--- WORK INSTRUCTIONS ---
Each entry must be given again exactly; images do not belong in the copy.

************

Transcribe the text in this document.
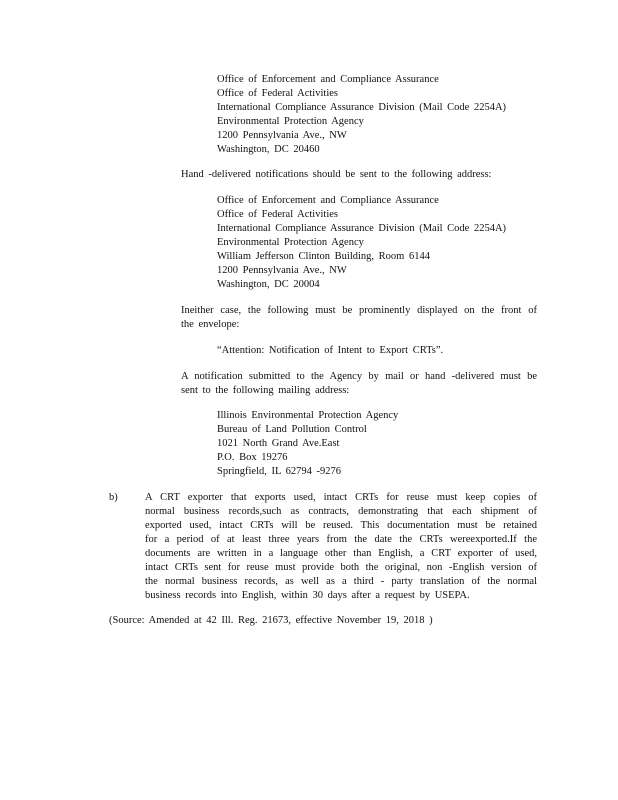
Office of Enforcement and Compliance Assurance
Office of Federal Activities
International Compliance Assurance Division (Mail Code 2254A)
Environmental Protection Agency
1200 Pennsylvania Ave., NW
Washington, DC 20460
Hand -delivered notifications should be sent to the following address:
Office of Enforcement and Compliance Assurance
Office of Federal Activities
International Compliance Assurance Division (Mail Code 2254A)
Environmental Protection Agency
William Jefferson Clinton Building, Room 6144
1200 Pennsylvania Ave., NW
Washington, DC 20004
Ineither case, the following must be prominently displayed on the front of
the envelope:
“Attention: Notification of Intent to Export CRTs”.
A notification submitted to the Agency by mail or hand -delivered must be
sent to the following mailing address:
Illinois Environmental Protection Agency
Bureau of Land Pollution Control
1021 North Grand Ave.East
P.O. Box 19276
Springfield, IL 62794 -9276
b)	A CRT exporter that exports used, intact CRTs for reuse must keep copies of
normal business records,such as contracts, demonstrating that each shipment of
exported used, intact CRTs will be reused. This documentation must be retained
for a period of at least three years from the date the CRTs wereexported.If the
documents are written in a language other than English, a CRT exporter of used,
intact CRTs sent for reuse must provide both the original, non -English version of
the normal business records, as well as a third - party translation of the normal
business records into English, within 30 days after a request by USEPA.
(Source: Amended at 42 Ill. Reg. 21673, effective November 19, 2018 )
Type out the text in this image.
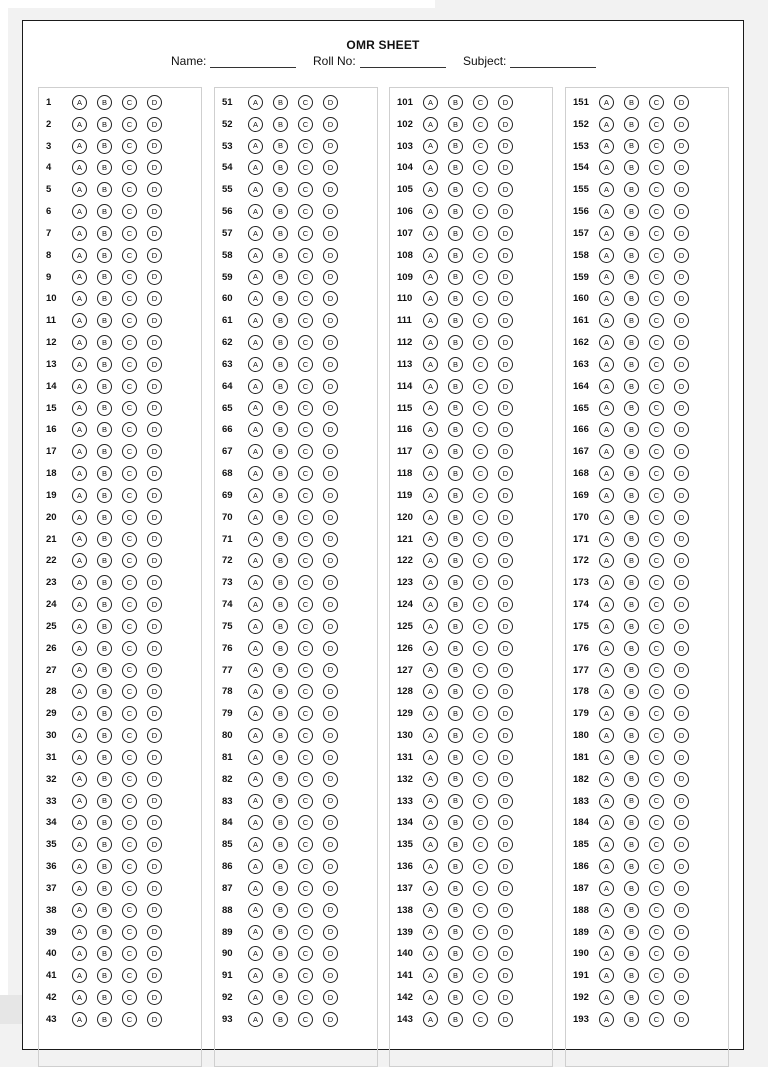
OMR SHEET
Name:	Roll No:	Subject:
1	A	B	C	D
2	A	B	C	D
3	A	B	C	D
4	A	B	C	D
5	A	B	C	D
6	A	B	C	D
7	A	B	C	D
8	A	B	C	D
9	A	B	C	D
10	A	B	C	D
11	A	B	C	D
12	A	B	C	D
13	A	B	C	D
14	A	B	C	D
15	A	B	C	D
16	A	B	C	D
17	A	B	C	D
18	A	B	C	D
19	A	B	C	D
20	A	B	C	D
21	A	B	C	D
22	A	B	C	D
23	A	B	C	D
24	A	B	C	D
25	A	B	C	D
26	A	B	C	D
27	A	B	C	D
28	A	B	C	D
29	A	B	C	D
30	A	B	C	D
31	A	B	C	D
32	A	B	C	D
33	A	B	C	D
34	A	B	C	D
35	A	B	C	D
36	A	B	C	D
37	A	B	C	D
38	A	B	C	D
39	A	B	C	D
40	A	B	C	D
41	A	B	C	D
42	A	B	C	D
43	A	B	C	D
51	A	B	C	D
52	A	B	C	D
53	A	B	C	D
54	A	B	C	D
55	A	B	C	D
56	A	B	C	D
57	A	B	C	D
58	A	B	C	D
59	A	B	C	D
60	A	B	C	D
61	A	B	C	D
62	A	B	C	D
63	A	B	C	D
64	A	B	C	D
65	A	B	C	D
66	A	B	C	D
67	A	B	C	D
68	A	B	C	D
69	A	B	C	D
70	A	B	C	D
71	A	B	C	D
72	A	B	C	D
73	A	B	C	D
74	A	B	C	D
75	A	B	C	D
76	A	B	C	D
77	A	B	C	D
78	A	B	C	D
79	A	B	C	D
80	A	B	C	D
81	A	B	C	D
82	A	B	C	D
83	A	B	C	D
84	A	B	C	D
85	A	B	C	D
86	A	B	C	D
87	A	B	C	D
88	A	B	C	D
89	A	B	C	D
90	A	B	C	D
91	A	B	C	D
92	A	B	C	D
93	A	B	C	D
101	A	B	C	D
102	A	B	C	D
103	A	B	C	D
104	A	B	C	D
105	A	B	C	D
106	A	B	C	D
107	A	B	C	D
108	A	B	C	D
109	A	B	C	D
110	A	B	C	D
111	A	B	C	D
112	A	B	C	D
113	A	B	C	D
114	A	B	C	D
115	A	B	C	D
116	A	B	C	D
117	A	B	C	D
118	A	B	C	D
119	A	B	C	D
120	A	B	C	D
121	A	B	C	D
122	A	B	C	D
123	A	B	C	D
124	A	B	C	D
125	A	B	C	D
126	A	B	C	D
127	A	B	C	D
128	A	B	C	D
129	A	B	C	D
130	A	B	C	D
131	A	B	C	D
132	A	B	C	D
133	A	B	C	D
134	A	B	C	D
135	A	B	C	D
136	A	B	C	D
137	A	B	C	D
138	A	B	C	D
139	A	B	C	D
140	A	B	C	D
141	A	B	C	D
142	A	B	C	D
143	A	B	C	D
151	A	B	C	D
152	A	B	C	D
153	A	B	C	D
154	A	B	C	D
155	A	B	C	D
156	A	B	C	D
157	A	B	C	D
158	A	B	C	D
159	A	B	C	D
160	A	B	C	D
161	A	B	C	D
162	A	B	C	D
163	A	B	C	D
164	A	B	C	D
165	A	B	C	D
166	A	B	C	D
167	A	B	C	D
168	A	B	C	D
169	A	B	C	D
170	A	B	C	D
171	A	B	C	D
172	A	B	C	D
173	A	B	C	D
174	A	B	C	D
175	A	B	C	D
176	A	B	C	D
177	A	B	C	D
178	A	B	C	D
179	A	B	C	D
180	A	B	C	D
181	A	B	C	D
182	A	B	C	D
183	A	B	C	D
184	A	B	C	D
185	A	B	C	D
186	A	B	C	D
187	A	B	C	D
188	A	B	C	D
189	A	B	C	D
190	A	B	C	D
191	A	B	C	D
192	A	B	C	D
193	A	B	C	D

************

--- EXPECTED OUTPUT ---
Transcribe the text in this document.
Office of Enforcement and Compliance Assurance
Office of Federal Activities
International Compliance Assurance Division (Mail Code 2254A)
Environmental Protection Agency
1200 Pennsylvania Ave., NW
Washington, DC 20460
Hand -delivered notifications should be sent to the following address:
Office of Enforcement and Compliance Assurance
Office of Federal Activities
International Compliance Assurance Division (Mail Code 2254A)
Environmental Protection Agency
William Jefferson Clinton Building, Room 6144
1200 Pennsylvania Ave., NW
Washington, DC 20004
Ineither case, the following must be prominently displayed on the front of
the envelope:
“Attention: Notification of Intent to Export CRTs”.
A notification submitted to the Agency by mail or hand -delivered must be
sent to the following mailing address:
Illinois Environmental Protection Agency
Bureau of Land Pollution Control
1021 North Grand Ave.East
P.O. Box 19276
Springfield, IL 62794 -9276
b)	A CRT exporter that exports used, intact CRTs for reuse must keep copies of
normal business records,such as contracts, demonstrating that each shipment of
exported used, intact CRTs will be reused. This documentation must be retained
for a period of at least three years from the date the CRTs wereexported.If the
documents are written in a language other than English, a CRT exporter of used,
intact CRTs sent for reuse must provide both the original, non -English version of
the normal business records, as well as a third - party translation of the normal
business records into English, within 30 days after a request by USEPA.
(Source: Amended at 42 Ill. Reg. 21673, effective November 19, 2018 )
Type out the text in this image.
OMR SHEET
Name:	Roll No:	Subject:
1	A	B	C	D
2	A	B	C	D
3	A	B	C	D
4	A	B	C	D
5	A	B	C	D
6	A	B	C	D
7	A	B	C	D
8	A	B	C	D
9	A	B	C	D
10	A	B	C	D
11	A	B	C	D
12	A	B	C	D
13	A	B	C	D
14	A	B	C	D
15	A	B	C	D
16	A	B	C	D
17	A	B	C	D
18	A	B	C	D
19	A	B	C	D
20	A	B	C	D
21	A	B	C	D
22	A	B	C	D
23	A	B	C	D
24	A	B	C	D
25	A	B	C	D
26	A	B	C	D
27	A	B	C	D
28	A	B	C	D
29	A	B	C	D
30	A	B	C	D
31	A	B	C	D
32	A	B	C	D
33	A	B	C	D
34	A	B	C	D
35	A	B	C	D
36	A	B	C	D
37	A	B	C	D
38	A	B	C	D
39	A	B	C	D
40	A	B	C	D
41	A	B	C	D
42	A	B	C	D
43	A	B	C	D
51	A	B	C	D
52	A	B	C	D
53	A	B	C	D
54	A	B	C	D
55	A	B	C	D
56	A	B	C	D
57	A	B	C	D
58	A	B	C	D
59	A	B	C	D
60	A	B	C	D
61	A	B	C	D
62	A	B	C	D
63	A	B	C	D
64	A	B	C	D
65	A	B	C	D
66	A	B	C	D
67	A	B	C	D
68	A	B	C	D
69	A	B	C	D
70	A	B	C	D
71	A	B	C	D
72	A	B	C	D
73	A	B	C	D
74	A	B	C	D
75	A	B	C	D
76	A	B	C	D
77	A	B	C	D
78	A	B	C	D
79	A	B	C	D
80	A	B	C	D
81	A	B	C	D
82	A	B	C	D
83	A	B	C	D
84	A	B	C	D
85	A	B	C	D
86	A	B	C	D
87	A	B	C	D
88	A	B	C	D
89	A	B	C	D
90	A	B	C	D
91	A	B	C	D
92	A	B	C	D
93	A	B	C	D
101	A	B	C	D
102	A	B	C	D
103	A	B	C	D
104	A	B	C	D
105	A	B	C	D
106	A	B	C	D
107	A	B	C	D
108	A	B	C	D
109	A	B	C	D
110	A	B	C	D
111	A	B	C	D
112	A	B	C	D
113	A	B	C	D
114	A	B	C	D
115	A	B	C	D
116	A	B	C	D
117	A	B	C	D
118	A	B	C	D
119	A	B	C	D
120	A	B	C	D
121	A	B	C	D
122	A	B	C	D
123	A	B	C	D
124	A	B	C	D
125	A	B	C	D
126	A	B	C	D
127	A	B	C	D
128	A	B	C	D
129	A	B	C	D
130	A	B	C	D
131	A	B	C	D
132	A	B	C	D
133	A	B	C	D
134	A	B	C	D
135	A	B	C	D
136	A	B	C	D
137	A	B	C	D
138	A	B	C	D
139	A	B	C	D
140	A	B	C	D
141	A	B	C	D
142	A	B	C	D
143	A	B	C	D
151	A	B	C	D
152	A	B	C	D
153	A	B	C	D
154	A	B	C	D
155	A	B	C	D
156	A	B	C	D
157	A	B	C	D
158	A	B	C	D
159	A	B	C	D
160	A	B	C	D
161	A	B	C	D
162	A	B	C	D
163	A	B	C	D
164	A	B	C	D
165	A	B	C	D
166	A	B	C	D
167	A	B	C	D
168	A	B	C	D
169	A	B	C	D
170	A	B	C	D
171	A	B	C	D
172	A	B	C	D
173	A	B	C	D
174	A	B	C	D
175	A	B	C	D
176	A	B	C	D
177	A	B	C	D
178	A	B	C	D
179	A	B	C	D
180	A	B	C	D
181	A	B	C	D
182	A	B	C	D
183	A	B	C	D
184	A	B	C	D
185	A	B	C	D
186	A	B	C	D
187	A	B	C	D
188	A	B	C	D
189	A	B	C	D
190	A	B	C	D
191	A	B	C	D
192	A	B	C	D
193	A	B	C	D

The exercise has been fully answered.